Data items
= = =

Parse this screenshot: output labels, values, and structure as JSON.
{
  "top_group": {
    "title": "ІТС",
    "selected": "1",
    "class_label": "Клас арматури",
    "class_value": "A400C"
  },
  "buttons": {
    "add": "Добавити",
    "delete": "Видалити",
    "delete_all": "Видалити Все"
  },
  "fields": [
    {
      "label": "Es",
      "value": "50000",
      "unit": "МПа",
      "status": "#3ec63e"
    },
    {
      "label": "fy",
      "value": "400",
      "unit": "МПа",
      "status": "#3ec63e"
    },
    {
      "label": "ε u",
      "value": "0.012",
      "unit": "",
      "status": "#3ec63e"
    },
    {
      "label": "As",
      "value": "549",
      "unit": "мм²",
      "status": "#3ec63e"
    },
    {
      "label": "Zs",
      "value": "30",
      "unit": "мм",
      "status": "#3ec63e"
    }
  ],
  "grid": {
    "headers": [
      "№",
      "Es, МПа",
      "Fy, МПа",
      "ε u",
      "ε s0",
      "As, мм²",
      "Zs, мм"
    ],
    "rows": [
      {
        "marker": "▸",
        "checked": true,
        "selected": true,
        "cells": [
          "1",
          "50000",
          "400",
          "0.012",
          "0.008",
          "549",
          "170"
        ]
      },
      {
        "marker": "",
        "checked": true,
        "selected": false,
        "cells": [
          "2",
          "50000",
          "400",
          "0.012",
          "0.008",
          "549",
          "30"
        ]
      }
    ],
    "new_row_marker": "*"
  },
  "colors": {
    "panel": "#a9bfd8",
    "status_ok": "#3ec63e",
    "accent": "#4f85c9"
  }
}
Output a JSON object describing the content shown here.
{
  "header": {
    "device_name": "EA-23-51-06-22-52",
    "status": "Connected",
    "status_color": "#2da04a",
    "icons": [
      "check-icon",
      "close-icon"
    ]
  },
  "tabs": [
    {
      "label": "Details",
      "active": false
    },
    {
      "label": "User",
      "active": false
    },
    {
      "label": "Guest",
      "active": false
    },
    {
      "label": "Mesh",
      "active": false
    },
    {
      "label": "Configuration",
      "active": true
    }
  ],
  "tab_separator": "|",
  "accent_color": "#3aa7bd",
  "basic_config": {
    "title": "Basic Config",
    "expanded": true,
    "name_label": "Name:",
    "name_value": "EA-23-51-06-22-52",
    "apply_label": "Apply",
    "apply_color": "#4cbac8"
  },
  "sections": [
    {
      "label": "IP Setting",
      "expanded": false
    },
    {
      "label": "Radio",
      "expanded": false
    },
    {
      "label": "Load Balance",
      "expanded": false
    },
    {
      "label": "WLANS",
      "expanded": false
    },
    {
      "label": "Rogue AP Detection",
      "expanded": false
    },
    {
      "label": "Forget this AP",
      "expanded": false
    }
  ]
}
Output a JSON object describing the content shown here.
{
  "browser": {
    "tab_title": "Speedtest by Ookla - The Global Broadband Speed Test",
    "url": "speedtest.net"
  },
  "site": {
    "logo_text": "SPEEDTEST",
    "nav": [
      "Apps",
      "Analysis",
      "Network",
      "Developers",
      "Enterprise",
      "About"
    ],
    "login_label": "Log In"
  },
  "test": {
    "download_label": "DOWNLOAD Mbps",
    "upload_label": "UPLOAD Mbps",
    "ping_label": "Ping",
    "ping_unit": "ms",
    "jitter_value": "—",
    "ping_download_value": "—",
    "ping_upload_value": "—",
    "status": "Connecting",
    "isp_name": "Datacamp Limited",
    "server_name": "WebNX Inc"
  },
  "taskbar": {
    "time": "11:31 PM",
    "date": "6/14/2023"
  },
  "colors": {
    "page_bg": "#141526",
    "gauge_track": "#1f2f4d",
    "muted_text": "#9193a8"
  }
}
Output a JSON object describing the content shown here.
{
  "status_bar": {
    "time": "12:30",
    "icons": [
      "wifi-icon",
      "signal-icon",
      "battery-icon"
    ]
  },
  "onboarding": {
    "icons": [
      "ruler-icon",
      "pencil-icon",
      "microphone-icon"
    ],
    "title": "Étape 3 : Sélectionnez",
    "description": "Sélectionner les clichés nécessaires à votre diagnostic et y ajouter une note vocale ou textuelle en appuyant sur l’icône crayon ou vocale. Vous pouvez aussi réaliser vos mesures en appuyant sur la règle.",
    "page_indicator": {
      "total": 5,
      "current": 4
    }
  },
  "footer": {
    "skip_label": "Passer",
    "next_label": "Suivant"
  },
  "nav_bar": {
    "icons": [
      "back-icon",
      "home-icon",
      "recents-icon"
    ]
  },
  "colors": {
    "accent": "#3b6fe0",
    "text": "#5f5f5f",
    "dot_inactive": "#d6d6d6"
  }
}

= = =

> EXERCISE
Repeat the material above in full, quoting it exactly.

> RESULT OF THIS TASK
Parse this screenshot: output labels, values, and structure as JSON.
{
  "top_group": {
    "title": "ІТС",
    "selected": "1",
    "class_label": "Клас арматури",
    "class_value": "A400C"
  },
  "buttons": {
    "add": "Добавити",
    "delete": "Видалити",
    "delete_all": "Видалити Все"
  },
  "fields": [
    {
      "label": "Es",
      "value": "50000",
      "unit": "МПа",
      "status": "#3ec63e"
    },
    {
      "label": "fy",
      "value": "400",
      "unit": "МПа",
      "status": "#3ec63e"
    },
    {
      "label": "ε u",
      "value": "0.012",
      "unit": "",
      "status": "#3ec63e"
    },
    {
      "label": "As",
      "value": "549",
      "unit": "мм²",
      "status": "#3ec63e"
    },
    {
      "label": "Zs",
      "value": "30",
      "unit": "мм",
      "status": "#3ec63e"
    }
  ],
  "grid": {
    "headers": [
      "№",
      "Es, МПа",
      "Fy, МПа",
      "ε u",
      "ε s0",
      "As, мм²",
      "Zs, мм"
    ],
    "rows": [
      {
        "marker": "▸",
        "checked": true,
        "selected": true,
        "cells": [
          "1",
          "50000",
          "400",
          "0.012",
          "0.008",
          "549",
          "170"
        ]
      },
      {
        "marker": "",
        "checked": true,
        "selected": false,
        "cells": [
          "2",
          "50000",
          "400",
          "0.012",
          "0.008",
          "549",
          "30"
        ]
      }
    ],
    "new_row_marker": "*"
  },
  "colors": {
    "panel": "#a9bfd8",
    "status_ok": "#3ec63e",
    "accent": "#4f85c9"
  }
}
Output a JSON object describing the content shown here.
{
  "header": {
    "device_name": "EA-23-51-06-22-52",
    "status": "Connected",
    "status_color": "#2da04a",
    "icons": [
      "check-icon",
      "close-icon"
    ]
  },
  "tabs": [
    {
      "label": "Details",
      "active": false
    },
    {
      "label": "User",
      "active": false
    },
    {
      "label": "Guest",
      "active": false
    },
    {
      "label": "Mesh",
      "active": false
    },
    {
      "label": "Configuration",
      "active": true
    }
  ],
  "tab_separator": "|",
  "accent_color": "#3aa7bd",
  "basic_config": {
    "title": "Basic Config",
    "expanded": true,
    "name_label": "Name:",
    "name_value": "EA-23-51-06-22-52",
    "apply_label": "Apply",
    "apply_color": "#4cbac8"
  },
  "sections": [
    {
      "label": "IP Setting",
      "expanded": false
    },
    {
      "label": "Radio",
      "expanded": false
    },
    {
      "label": "Load Balance",
      "expanded": false
    },
    {
      "label": "WLANS",
      "expanded": false
    },
    {
      "label": "Rogue AP Detection",
      "expanded": false
    },
    {
      "label": "Forget this AP",
      "expanded": false
    }
  ]
}
Output a JSON object describing the content shown here.
{
  "browser": {
    "tab_title": "Speedtest by Ookla - The Global Broadband Speed Test",
    "url": "speedtest.net"
  },
  "site": {
    "logo_text": "SPEEDTEST",
    "nav": [
      "Apps",
      "Analysis",
      "Network",
      "Developers",
      "Enterprise",
      "About"
    ],
    "login_label": "Log In"
  },
  "test": {
    "download_label": "DOWNLOAD Mbps",
    "upload_label": "UPLOAD Mbps",
    "ping_label": "Ping",
    "ping_unit": "ms",
    "jitter_value": "—",
    "ping_download_value": "—",
    "ping_upload_value": "—",
    "status": "Connecting",
    "isp_name": "Datacamp Limited",
    "server_name": "WebNX Inc"
  },
  "taskbar": {
    "time": "11:31 PM",
    "date": "6/14/2023"
  },
  "colors": {
    "page_bg": "#141526",
    "gauge_track": "#1f2f4d",
    "muted_text": "#9193a8"
  }
}
Output a JSON object describing the content shown here.
{
  "status_bar": {
    "time": "12:30",
    "icons": [
      "wifi-icon",
      "signal-icon",
      "battery-icon"
    ]
  },
  "onboarding": {
    "icons": [
      "ruler-icon",
      "pencil-icon",
      "microphone-icon"
    ],
    "title": "Étape 3 : Sélectionnez",
    "description": "Sélectionner les clichés nécessaires à votre diagnostic et y ajouter une note vocale ou textuelle en appuyant sur l’icône crayon ou vocale. Vous pouvez aussi réaliser vos mesures en appuyant sur la règle.",
    "page_indicator": {
      "total": 5,
      "current": 4
    }
  },
  "footer": {
    "skip_label": "Passer",
    "next_label": "Suivant"
  },
  "nav_bar": {
    "icons": [
      "back-icon",
      "home-icon",
      "recents-icon"
    ]
  },
  "colors": {
    "accent": "#3b6fe0",
    "text": "#5f5f5f",
    "dot_inactive": "#d6d6d6"
  }
}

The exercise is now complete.